▸ **EXERCISE GOAL**
Return the lines that run from the line containing "Transcribe the text in this document." through the end of the entries, both ends included. Leave out all pictures.

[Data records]
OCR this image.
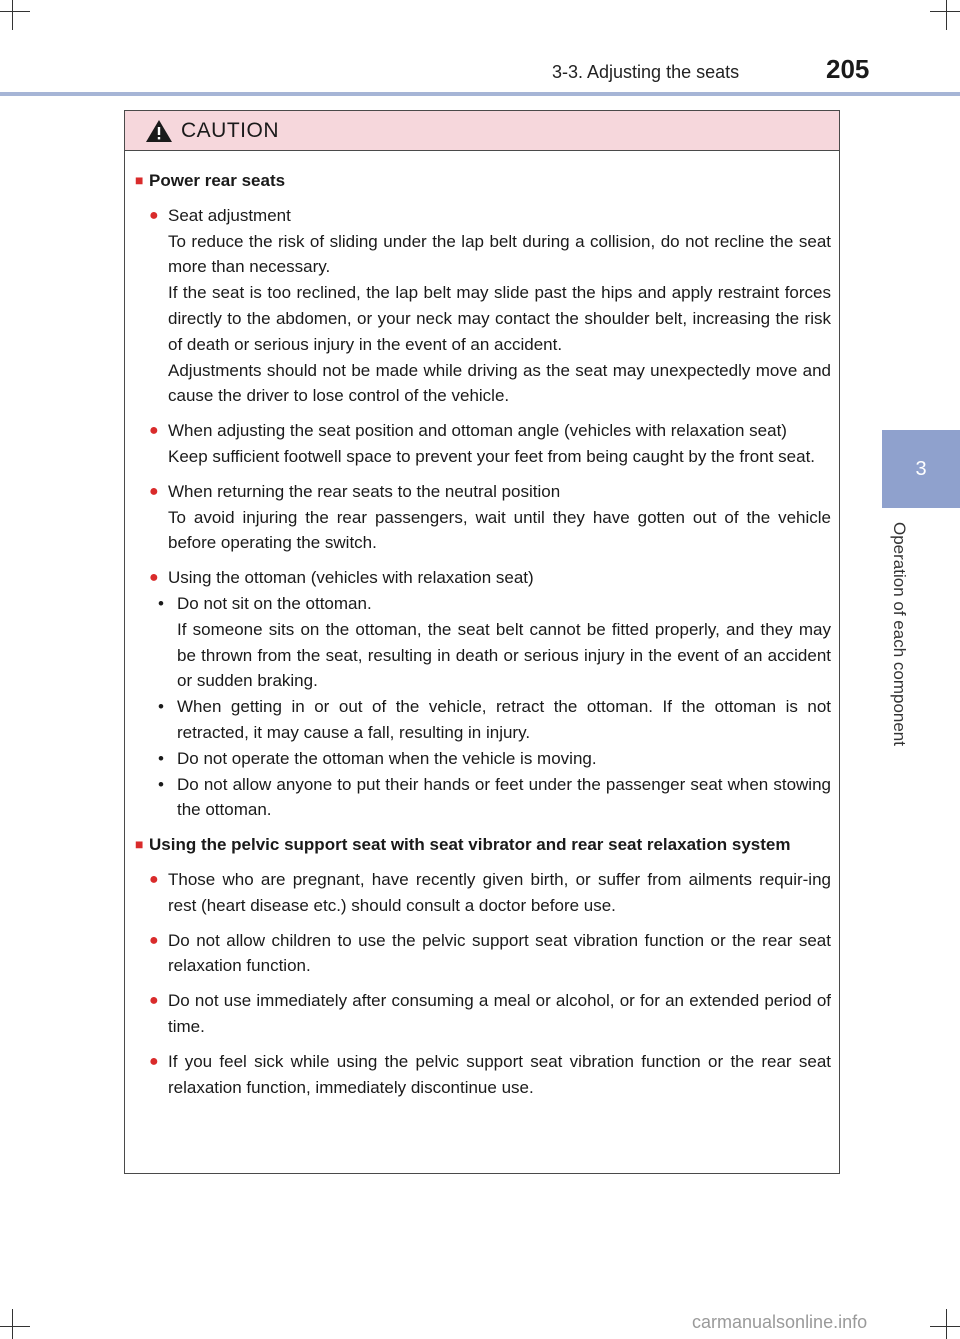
3-3. Adjusting the seats	205
3
Operation of each component
CAUTION
■ Power rear seats
● Seat adjustment

To reduce the risk of sliding under the lap belt during a collision, do not recline the seat more than necessary.

If the seat is too reclined, the lap belt may slide past the hips and apply restraint forces directly to the abdomen, or your neck may contact the shoulder belt, increasing the risk of death or serious injury in the event of an accident.

Adjustments should not be made while driving as the seat may unexpectedly move and cause the driver to lose control of the vehicle.

● When adjusting the seat position and ottoman angle (vehicles with relaxation seat)

Keep sufficient footwell space to prevent your feet from being caught by the front seat.

● When returning the rear seats to the neutral position

To avoid injuring the rear passengers, wait until they have gotten out of the vehicle before operating the switch.

● Using the ottoman (vehicles with relaxation seat)

• Do not sit on the ottoman.
If someone sits on the ottoman, the seat belt cannot be fitted properly, and they may be thrown from the seat, resulting in death or serious injury in the event of an accident or sudden braking.
• When getting in or out of the vehicle, retract the ottoman. If the ottoman is not retracted, it may cause a fall, resulting in injury.
• Do not operate the ottoman when the vehicle is moving.
• Do not allow anyone to put their hands or feet under the passenger seat when stowing the ottoman.
■ Using the pelvic support seat with seat vibrator and rear seat relaxation system
● Those who are pregnant, have recently given birth, or suffer from ailments requir-ing rest (heart disease etc.) should consult a doctor before use.
● Do not allow children to use the pelvic support seat vibration function or the rear seat relaxation function.
● Do not use immediately after consuming a meal or alcohol, or for an extended period of time.
● If you feel sick while using the pelvic support seat vibration function or the rear seat relaxation function, immediately discontinue use.
carmanualsonline.info
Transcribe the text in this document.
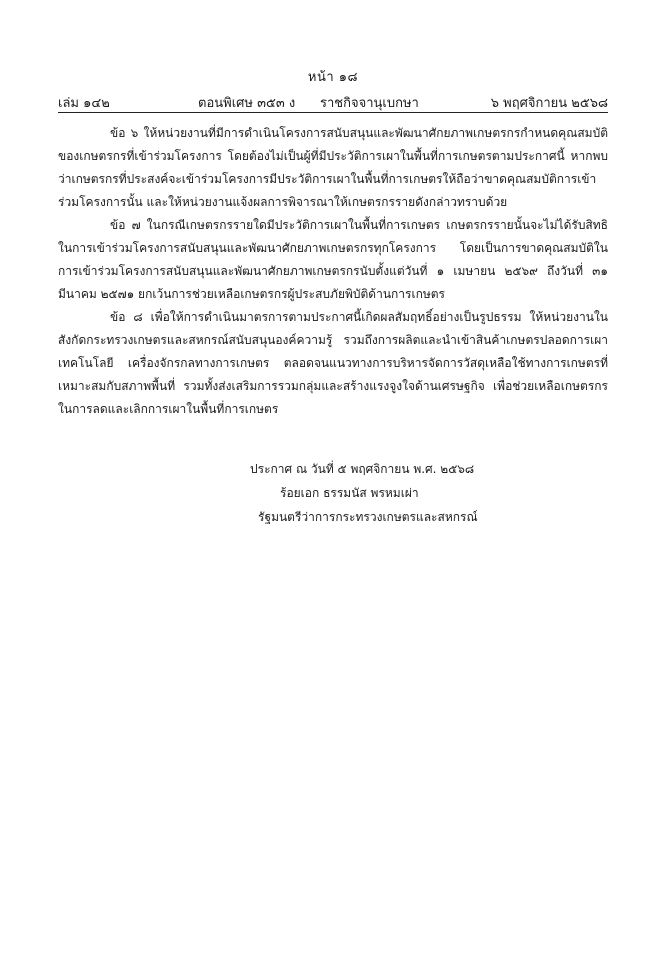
หน้า ๑๘
เล่ม ๑๔๒	ตอนพิเศษ ๓๕๓ ง ราชกิจจานุเบกษา	๖ พฤศจิกายน ๒๕๖๘

ข้อ ๖ ให้หน่วยงานที่มีการดำเนินโครงการสนับสนุนและพัฒนาศักยภาพเกษตรกรกำหนดคุณสมบัติของเกษตรกรที่เข้าร่วมโครงการ โดยต้องไม่เป็นผู้ที่มีประวัติการเผาในพื้นที่การเกษตรตามประกาศนี้ หากพบว่าเกษตรกรที่ประสงค์จะเข้าร่วมโครงการมีประวัติการเผาในพื้นที่การเกษตรให้ถือว่าขาดคุณสมบัติการเข้าร่วมโครงการนั้น และให้หน่วยงานแจ้งผลการพิจารณาให้เกษตรกรรายดังกล่าวทราบด้วย

ข้อ ๗ ในกรณีเกษตรกรรายใดมีประวัติการเผาในพื้นที่การเกษตร เกษตรกรรายนั้นจะไม่ได้รับสิทธิในการเข้าร่วมโครงการสนับสนุนและพัฒนาศักยภาพเกษตรกรทุกโครงการ โดยเป็นการขาดคุณสมบัติในการเข้าร่วมโครงการสนับสนุนและพัฒนาศักยภาพเกษตรกรนับตั้งแต่วันที่ ๑ เมษายน ๒๕๖๙ ถึงวันที่ ๓๑ มีนาคม ๒๕๗๑ ยกเว้นการช่วยเหลือเกษตรกรผู้ประสบภัยพิบัติด้านการเกษตร

ข้อ ๘ เพื่อให้การดำเนินมาตรการตามประกาศนี้เกิดผลสัมฤทธิ์อย่างเป็นรูปธรรม ให้หน่วยงานในสังกัดกระทรวงเกษตรและสหกรณ์สนับสนุนองค์ความรู้ รวมถึงการผลิตและนำเข้าสินค้าเกษตรปลอดการเผา เทคโนโลยี เครื่องจักรกลทางการเกษตร ตลอดจนแนวทางการบริหารจัดการวัสดุเหลือใช้ทางการเกษตรที่เหมาะสมกับสภาพพื้นที่ รวมทั้งส่งเสริมการรวมกลุ่มและสร้างแรงจูงใจด้านเศรษฐกิจ เพื่อช่วยเหลือเกษตรกรในการลดและเลิกการเผาในพื้นที่การเกษตร

ประกาศ ณ วันที่ ๕ พฤศจิกายน พ.ศ. ๒๕๖๘
ร้อยเอก ธรรมนัส พรหมเผ่า
รัฐมนตรีว่าการกระทรวงเกษตรและสหกรณ์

▸ **ANSWER IN FULL**
Transcribe the text in this document.
หน้า ๑๘
เล่ม ๑๔๒	ตอนพิเศษ ๓๕๓ ง ราชกิจจานุเบกษา	๖ พฤศจิกายน ๒๕๖๘

ข้อ ๖ ให้หน่วยงานที่มีการดำเนินโครงการสนับสนุนและพัฒนาศักยภาพเกษตรกรกำหนดคุณสมบัติของเกษตรกรที่เข้าร่วมโครงการ โดยต้องไม่เป็นผู้ที่มีประวัติการเผาในพื้นที่การเกษตรตามประกาศนี้ หากพบว่าเกษตรกรที่ประสงค์จะเข้าร่วมโครงการมีประวัติการเผาในพื้นที่การเกษตรให้ถือว่าขาดคุณสมบัติการเข้าร่วมโครงการนั้น และให้หน่วยงานแจ้งผลการพิจารณาให้เกษตรกรรายดังกล่าวทราบด้วย

ข้อ ๗ ในกรณีเกษตรกรรายใดมีประวัติการเผาในพื้นที่การเกษตร เกษตรกรรายนั้นจะไม่ได้รับสิทธิในการเข้าร่วมโครงการสนับสนุนและพัฒนาศักยภาพเกษตรกรทุกโครงการ โดยเป็นการขาดคุณสมบัติในการเข้าร่วมโครงการสนับสนุนและพัฒนาศักยภาพเกษตรกรนับตั้งแต่วันที่ ๑ เมษายน ๒๕๖๙ ถึงวันที่ ๓๑ มีนาคม ๒๕๗๑ ยกเว้นการช่วยเหลือเกษตรกรผู้ประสบภัยพิบัติด้านการเกษตร

ข้อ ๘ เพื่อให้การดำเนินมาตรการตามประกาศนี้เกิดผลสัมฤทธิ์อย่างเป็นรูปธรรม ให้หน่วยงานในสังกัดกระทรวงเกษตรและสหกรณ์สนับสนุนองค์ความรู้ รวมถึงการผลิตและนำเข้าสินค้าเกษตรปลอดการเผา เทคโนโลยี เครื่องจักรกลทางการเกษตร ตลอดจนแนวทางการบริหารจัดการวัสดุเหลือใช้ทางการเกษตรที่เหมาะสมกับสภาพพื้นที่ รวมทั้งส่งเสริมการรวมกลุ่มและสร้างแรงจูงใจด้านเศรษฐกิจ เพื่อช่วยเหลือเกษตรกรในการลดและเลิกการเผาในพื้นที่การเกษตร

ประกาศ ณ วันที่ ๕ พฤศจิกายน พ.ศ. ๒๕๖๘
ร้อยเอก ธรรมนัส พรหมเผ่า
รัฐมนตรีว่าการกระทรวงเกษตรและสหกรณ์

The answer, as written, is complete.